**PROBLEM DESCRIPTION**
Would you extract the whole listing below and retype it exactly?

Dataset entries
(begin)
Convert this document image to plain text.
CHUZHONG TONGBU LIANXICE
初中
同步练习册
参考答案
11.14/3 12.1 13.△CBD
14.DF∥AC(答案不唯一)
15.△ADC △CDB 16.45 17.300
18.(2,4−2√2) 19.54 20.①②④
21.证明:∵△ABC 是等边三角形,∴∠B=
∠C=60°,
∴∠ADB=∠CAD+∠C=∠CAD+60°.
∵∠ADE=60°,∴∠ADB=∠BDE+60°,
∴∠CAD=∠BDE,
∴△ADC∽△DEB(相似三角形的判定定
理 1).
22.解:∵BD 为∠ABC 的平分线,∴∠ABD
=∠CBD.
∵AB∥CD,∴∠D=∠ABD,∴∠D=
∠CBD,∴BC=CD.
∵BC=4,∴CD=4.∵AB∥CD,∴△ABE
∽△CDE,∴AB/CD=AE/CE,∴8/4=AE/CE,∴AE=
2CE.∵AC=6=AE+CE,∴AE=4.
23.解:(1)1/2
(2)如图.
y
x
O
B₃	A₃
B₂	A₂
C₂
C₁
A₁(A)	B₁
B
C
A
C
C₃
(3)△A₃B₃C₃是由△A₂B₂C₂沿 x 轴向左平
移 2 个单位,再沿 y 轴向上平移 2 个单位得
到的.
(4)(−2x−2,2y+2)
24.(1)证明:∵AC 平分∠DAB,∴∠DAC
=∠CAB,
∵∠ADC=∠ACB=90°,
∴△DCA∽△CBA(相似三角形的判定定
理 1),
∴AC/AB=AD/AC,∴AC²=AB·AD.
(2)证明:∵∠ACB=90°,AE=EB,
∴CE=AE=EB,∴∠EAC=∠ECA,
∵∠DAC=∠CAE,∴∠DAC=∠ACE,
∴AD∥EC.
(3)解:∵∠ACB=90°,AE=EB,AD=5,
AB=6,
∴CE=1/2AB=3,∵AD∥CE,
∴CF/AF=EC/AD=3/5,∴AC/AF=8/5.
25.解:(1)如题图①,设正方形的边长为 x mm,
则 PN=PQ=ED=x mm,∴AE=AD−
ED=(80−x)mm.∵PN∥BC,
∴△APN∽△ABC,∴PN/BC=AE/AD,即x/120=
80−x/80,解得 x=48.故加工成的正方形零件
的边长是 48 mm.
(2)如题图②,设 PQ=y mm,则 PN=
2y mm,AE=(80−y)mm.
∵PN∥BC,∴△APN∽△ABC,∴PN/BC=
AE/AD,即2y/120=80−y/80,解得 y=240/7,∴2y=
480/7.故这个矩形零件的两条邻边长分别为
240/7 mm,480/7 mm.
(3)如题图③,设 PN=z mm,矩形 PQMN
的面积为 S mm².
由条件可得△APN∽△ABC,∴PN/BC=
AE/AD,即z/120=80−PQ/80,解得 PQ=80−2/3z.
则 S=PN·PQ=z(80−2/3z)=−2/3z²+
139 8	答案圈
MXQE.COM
(end)
**EXERCISE RESPONSE**
Convert this document image to plain text.
CHUZHONG TONGBU LIANXICE
初中
同步练习册
参考答案
11.14/3 12.1 13.△CBD
14.DF∥AC(答案不唯一)
15.△ADC △CDB 16.45 17.300
18.(2,4−2√2) 19.54 20.①②④
21.证明:∵△ABC 是等边三角形,∴∠B=
∠C=60°,
∴∠ADB=∠CAD+∠C=∠CAD+60°.
∵∠ADE=60°,∴∠ADB=∠BDE+60°,
∴∠CAD=∠BDE,
∴△ADC∽△DEB(相似三角形的判定定
理 1).
22.解:∵BD 为∠ABC 的平分线,∴∠ABD
=∠CBD.
∵AB∥CD,∴∠D=∠ABD,∴∠D=
∠CBD,∴BC=CD.
∵BC=4,∴CD=4.∵AB∥CD,∴△ABE
∽△CDE,∴AB/CD=AE/CE,∴8/4=AE/CE,∴AE=
2CE.∵AC=6=AE+CE,∴AE=4.
23.解:(1)1/2
(2)如图.
y
x
O
B₃	A₃
B₂	A₂
C₂
C₁
A₁(A)	B₁
B
C
A
C
C₃
(3)△A₃B₃C₃是由△A₂B₂C₂沿 x 轴向左平
移 2 个单位,再沿 y 轴向上平移 2 个单位得
到的.
(4)(−2x−2,2y+2)
24.(1)证明:∵AC 平分∠DAB,∴∠DAC
=∠CAB,
∵∠ADC=∠ACB=90°,
∴△DCA∽△CBA(相似三角形的判定定
理 1),
∴AC/AB=AD/AC,∴AC²=AB·AD.
(2)证明:∵∠ACB=90°,AE=EB,
∴CE=AE=EB,∴∠EAC=∠ECA,
∵∠DAC=∠CAE,∴∠DAC=∠ACE,
∴AD∥EC.
(3)解:∵∠ACB=90°,AE=EB,AD=5,
AB=6,
∴CE=1/2AB=3,∵AD∥CE,
∴CF/AF=EC/AD=3/5,∴AC/AF=8/5.
25.解:(1)如题图①,设正方形的边长为 x mm,
则 PN=PQ=ED=x mm,∴AE=AD−
ED=(80−x)mm.∵PN∥BC,
∴△APN∽△ABC,∴PN/BC=AE/AD,即x/120=
80−x/80,解得 x=48.故加工成的正方形零件
的边长是 48 mm.
(2)如题图②,设 PQ=y mm,则 PN=
2y mm,AE=(80−y)mm.
∵PN∥BC,∴△APN∽△ABC,∴PN/BC=
AE/AD,即2y/120=80−y/80,解得 y=240/7,∴2y=
480/7.故这个矩形零件的两条邻边长分别为
240/7 mm,480/7 mm.
(3)如题图③,设 PN=z mm,矩形 PQMN
的面积为 S mm².
由条件可得△APN∽△ABC,∴PN/BC=
AE/AD,即z/120=80−PQ/80,解得 PQ=80−2/3z.
则 S=PN·PQ=z(80−2/3z)=−2/3z²+
139 8	答案圈
MXQE.COM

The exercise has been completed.